Goal:
Return each line that holds the word "口腔材料牙科治疗".

===== Information supplied =====

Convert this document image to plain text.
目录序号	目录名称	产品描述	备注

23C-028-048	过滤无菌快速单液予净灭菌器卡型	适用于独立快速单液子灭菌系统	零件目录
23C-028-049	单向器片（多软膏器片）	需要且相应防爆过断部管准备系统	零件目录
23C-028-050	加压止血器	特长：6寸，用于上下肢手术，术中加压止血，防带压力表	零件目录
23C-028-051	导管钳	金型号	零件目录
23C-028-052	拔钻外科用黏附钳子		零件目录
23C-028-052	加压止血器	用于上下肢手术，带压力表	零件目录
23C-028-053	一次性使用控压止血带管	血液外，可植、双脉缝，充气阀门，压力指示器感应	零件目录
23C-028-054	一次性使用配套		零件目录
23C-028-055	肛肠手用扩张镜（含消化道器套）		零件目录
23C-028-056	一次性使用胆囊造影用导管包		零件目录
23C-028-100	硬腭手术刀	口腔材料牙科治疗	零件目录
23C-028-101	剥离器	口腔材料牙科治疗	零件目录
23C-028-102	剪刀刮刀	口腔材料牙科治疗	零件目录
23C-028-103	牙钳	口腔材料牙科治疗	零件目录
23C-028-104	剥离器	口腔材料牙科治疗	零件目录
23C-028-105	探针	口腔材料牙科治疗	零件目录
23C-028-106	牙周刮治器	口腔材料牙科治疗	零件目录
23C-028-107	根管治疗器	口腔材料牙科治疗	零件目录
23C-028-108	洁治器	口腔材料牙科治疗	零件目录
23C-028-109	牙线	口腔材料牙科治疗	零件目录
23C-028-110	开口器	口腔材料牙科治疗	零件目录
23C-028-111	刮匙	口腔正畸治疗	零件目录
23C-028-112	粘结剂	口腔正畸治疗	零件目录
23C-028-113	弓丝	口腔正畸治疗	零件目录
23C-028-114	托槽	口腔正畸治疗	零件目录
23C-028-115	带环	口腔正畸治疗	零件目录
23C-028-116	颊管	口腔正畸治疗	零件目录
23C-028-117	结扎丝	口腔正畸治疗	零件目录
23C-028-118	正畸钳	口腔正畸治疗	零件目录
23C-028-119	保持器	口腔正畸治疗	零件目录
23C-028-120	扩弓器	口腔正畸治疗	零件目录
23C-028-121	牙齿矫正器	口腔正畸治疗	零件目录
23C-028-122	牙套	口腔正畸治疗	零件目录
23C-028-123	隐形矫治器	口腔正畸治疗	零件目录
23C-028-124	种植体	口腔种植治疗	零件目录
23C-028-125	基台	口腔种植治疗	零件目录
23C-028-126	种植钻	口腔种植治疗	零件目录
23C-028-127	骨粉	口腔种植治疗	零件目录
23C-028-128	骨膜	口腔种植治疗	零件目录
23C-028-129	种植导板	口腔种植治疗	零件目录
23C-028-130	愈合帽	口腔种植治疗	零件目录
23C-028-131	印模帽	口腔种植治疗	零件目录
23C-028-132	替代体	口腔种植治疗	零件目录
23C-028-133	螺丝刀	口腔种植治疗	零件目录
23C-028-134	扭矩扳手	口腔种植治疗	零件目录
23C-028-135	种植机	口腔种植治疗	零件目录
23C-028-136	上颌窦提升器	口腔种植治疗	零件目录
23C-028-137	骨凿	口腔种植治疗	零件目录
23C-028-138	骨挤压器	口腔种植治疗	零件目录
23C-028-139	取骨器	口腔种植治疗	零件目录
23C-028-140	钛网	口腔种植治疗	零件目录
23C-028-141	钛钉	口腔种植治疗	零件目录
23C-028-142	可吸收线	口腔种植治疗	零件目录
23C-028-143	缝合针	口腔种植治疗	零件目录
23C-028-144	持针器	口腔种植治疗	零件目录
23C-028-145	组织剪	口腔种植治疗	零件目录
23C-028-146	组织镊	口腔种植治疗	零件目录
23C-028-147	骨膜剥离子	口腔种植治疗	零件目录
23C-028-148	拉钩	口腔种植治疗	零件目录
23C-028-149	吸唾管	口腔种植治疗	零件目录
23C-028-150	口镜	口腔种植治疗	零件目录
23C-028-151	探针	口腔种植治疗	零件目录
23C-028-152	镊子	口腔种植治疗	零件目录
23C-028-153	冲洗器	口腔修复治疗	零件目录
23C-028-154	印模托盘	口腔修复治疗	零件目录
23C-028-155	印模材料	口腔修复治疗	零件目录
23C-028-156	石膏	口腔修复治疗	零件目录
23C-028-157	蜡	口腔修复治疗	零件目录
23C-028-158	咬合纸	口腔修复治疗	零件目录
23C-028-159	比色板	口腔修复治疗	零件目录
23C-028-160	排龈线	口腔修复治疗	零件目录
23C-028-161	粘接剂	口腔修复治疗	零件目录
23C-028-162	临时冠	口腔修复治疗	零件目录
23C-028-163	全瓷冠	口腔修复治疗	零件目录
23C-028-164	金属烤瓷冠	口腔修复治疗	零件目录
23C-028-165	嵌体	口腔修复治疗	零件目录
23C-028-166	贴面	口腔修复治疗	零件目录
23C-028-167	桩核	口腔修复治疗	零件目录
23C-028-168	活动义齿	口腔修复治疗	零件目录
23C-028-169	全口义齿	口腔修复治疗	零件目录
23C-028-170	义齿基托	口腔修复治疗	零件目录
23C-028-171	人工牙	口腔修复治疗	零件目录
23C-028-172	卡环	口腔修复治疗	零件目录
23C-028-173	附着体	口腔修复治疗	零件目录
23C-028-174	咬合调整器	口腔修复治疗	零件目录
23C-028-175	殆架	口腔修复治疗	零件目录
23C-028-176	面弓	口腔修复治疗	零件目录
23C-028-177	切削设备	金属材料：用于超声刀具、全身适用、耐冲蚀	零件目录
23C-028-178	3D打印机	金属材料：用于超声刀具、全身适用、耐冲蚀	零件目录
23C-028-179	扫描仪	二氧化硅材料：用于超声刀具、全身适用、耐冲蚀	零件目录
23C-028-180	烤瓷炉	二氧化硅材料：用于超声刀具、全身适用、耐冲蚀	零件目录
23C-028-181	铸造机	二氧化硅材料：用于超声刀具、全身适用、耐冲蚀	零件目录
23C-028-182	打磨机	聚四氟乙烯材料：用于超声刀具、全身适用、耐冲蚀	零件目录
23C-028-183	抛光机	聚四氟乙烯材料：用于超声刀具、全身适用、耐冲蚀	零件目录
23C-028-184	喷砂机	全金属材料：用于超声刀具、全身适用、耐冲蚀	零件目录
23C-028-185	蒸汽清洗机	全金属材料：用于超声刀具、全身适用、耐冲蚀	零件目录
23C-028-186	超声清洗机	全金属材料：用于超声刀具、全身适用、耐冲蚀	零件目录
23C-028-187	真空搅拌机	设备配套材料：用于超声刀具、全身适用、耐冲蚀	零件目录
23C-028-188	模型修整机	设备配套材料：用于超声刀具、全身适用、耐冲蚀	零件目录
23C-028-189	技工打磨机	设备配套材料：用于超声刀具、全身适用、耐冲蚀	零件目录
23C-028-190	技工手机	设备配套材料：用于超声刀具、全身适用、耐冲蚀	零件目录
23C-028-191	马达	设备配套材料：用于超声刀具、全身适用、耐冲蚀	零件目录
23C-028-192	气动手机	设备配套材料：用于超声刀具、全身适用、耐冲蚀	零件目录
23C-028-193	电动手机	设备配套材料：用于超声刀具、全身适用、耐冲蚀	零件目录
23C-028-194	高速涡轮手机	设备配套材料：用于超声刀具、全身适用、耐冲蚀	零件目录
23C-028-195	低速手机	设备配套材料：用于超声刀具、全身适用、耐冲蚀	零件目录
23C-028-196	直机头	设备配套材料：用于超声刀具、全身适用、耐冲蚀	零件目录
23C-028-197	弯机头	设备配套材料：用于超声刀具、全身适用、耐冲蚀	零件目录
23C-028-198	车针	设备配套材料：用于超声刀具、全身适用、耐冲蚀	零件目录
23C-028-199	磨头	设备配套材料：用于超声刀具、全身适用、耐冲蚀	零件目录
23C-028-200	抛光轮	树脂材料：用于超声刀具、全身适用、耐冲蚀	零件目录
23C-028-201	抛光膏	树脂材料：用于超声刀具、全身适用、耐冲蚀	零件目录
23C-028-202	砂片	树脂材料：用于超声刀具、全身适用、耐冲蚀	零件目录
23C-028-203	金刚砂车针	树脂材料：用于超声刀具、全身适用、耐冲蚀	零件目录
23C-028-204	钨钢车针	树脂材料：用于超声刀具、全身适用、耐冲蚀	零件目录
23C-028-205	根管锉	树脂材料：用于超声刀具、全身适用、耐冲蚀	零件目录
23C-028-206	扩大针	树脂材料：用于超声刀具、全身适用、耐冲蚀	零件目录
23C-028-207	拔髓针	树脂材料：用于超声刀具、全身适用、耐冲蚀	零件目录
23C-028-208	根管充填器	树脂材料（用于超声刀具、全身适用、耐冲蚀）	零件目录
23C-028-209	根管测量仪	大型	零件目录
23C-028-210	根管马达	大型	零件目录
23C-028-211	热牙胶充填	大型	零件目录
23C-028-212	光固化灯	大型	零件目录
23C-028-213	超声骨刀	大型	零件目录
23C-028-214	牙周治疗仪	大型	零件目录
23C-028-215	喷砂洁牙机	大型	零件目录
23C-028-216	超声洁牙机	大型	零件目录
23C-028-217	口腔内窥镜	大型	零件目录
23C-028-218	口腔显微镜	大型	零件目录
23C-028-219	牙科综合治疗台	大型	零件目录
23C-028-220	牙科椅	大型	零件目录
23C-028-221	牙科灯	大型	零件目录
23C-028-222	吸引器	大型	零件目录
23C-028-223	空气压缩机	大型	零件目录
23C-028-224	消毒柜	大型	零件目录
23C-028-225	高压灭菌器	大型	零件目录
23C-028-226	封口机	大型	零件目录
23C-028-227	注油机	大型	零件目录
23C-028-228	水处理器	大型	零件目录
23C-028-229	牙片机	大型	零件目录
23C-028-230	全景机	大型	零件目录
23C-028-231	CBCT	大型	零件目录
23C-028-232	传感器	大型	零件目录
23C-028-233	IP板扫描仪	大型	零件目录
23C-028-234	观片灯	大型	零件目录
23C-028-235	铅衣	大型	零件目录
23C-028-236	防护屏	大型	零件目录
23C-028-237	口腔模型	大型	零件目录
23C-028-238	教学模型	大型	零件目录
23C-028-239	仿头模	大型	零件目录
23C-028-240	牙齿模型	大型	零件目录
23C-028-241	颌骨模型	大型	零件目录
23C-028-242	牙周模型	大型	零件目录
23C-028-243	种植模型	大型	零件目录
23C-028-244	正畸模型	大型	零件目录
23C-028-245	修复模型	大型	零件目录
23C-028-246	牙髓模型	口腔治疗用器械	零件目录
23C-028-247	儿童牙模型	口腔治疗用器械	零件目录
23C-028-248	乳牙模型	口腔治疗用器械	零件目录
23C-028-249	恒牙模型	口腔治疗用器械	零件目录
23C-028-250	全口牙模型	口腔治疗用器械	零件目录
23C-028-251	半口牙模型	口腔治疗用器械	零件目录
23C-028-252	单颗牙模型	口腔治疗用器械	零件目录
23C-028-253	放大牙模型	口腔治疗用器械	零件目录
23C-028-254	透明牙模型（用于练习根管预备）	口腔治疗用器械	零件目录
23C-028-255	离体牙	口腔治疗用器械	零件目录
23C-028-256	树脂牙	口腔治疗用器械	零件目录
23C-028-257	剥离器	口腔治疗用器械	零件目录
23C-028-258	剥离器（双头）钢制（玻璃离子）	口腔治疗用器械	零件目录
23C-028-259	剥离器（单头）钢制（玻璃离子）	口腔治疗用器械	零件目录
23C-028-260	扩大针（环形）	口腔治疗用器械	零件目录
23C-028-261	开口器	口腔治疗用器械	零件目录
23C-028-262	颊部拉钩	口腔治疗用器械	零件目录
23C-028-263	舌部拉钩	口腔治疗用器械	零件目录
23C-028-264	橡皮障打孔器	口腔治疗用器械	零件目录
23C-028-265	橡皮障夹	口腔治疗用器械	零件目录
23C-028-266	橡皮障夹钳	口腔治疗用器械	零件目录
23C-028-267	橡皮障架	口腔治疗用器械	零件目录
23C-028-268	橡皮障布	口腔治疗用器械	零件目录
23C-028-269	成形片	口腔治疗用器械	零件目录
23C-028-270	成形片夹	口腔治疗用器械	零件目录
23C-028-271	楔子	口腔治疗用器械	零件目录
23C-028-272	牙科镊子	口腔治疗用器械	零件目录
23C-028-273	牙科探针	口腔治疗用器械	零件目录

=====

Exercise output:
23C-028-100	硬腭手术刀	口腔材料牙科治疗	零件目录
23C-028-101	剥离器	口腔材料牙科治疗	零件目录
23C-028-102	剪刀刮刀	口腔材料牙科治疗	零件目录
23C-028-103	牙钳	口腔材料牙科治疗	零件目录
23C-028-104	剥离器	口腔材料牙科治疗	零件目录
23C-028-105	探针	口腔材料牙科治疗	零件目录
23C-028-106	牙周刮治器	口腔材料牙科治疗	零件目录
23C-028-107	根管治疗器	口腔材料牙科治疗	零件目录
23C-028-108	洁治器	口腔材料牙科治疗	零件目录
23C-028-109	牙线	口腔材料牙科治疗	零件目录
23C-028-110	开口器	口腔材料牙科治疗	零件目录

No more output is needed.